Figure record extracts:
· · · · ·

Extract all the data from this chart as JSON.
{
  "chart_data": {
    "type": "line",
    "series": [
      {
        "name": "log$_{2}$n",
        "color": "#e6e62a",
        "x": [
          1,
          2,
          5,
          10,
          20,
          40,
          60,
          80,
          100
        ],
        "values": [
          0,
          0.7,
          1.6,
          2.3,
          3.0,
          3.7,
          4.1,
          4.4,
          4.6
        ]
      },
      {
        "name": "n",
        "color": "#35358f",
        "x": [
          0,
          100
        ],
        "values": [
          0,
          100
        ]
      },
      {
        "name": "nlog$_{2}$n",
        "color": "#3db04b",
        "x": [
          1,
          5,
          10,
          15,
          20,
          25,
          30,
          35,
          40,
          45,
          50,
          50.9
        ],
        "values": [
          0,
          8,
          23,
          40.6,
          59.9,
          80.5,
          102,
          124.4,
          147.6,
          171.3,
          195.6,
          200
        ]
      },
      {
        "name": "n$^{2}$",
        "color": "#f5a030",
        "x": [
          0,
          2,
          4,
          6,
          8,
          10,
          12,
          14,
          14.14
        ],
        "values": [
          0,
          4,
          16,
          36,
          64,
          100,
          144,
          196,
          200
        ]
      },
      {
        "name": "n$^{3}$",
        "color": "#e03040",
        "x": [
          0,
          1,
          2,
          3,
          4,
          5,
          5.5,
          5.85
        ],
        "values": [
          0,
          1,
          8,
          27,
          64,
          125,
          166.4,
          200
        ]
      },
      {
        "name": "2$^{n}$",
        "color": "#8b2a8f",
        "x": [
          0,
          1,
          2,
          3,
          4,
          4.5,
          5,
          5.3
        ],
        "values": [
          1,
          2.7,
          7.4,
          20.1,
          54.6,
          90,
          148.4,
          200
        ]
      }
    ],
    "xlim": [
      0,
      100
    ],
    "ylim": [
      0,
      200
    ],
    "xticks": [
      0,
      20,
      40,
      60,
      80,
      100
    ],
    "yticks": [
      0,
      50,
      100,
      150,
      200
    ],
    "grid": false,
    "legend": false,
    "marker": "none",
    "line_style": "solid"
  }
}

· · · · ·

**Problem description:** Of all the lines in the data above, state how many include "color". Say only the number.

**Final answer:** 6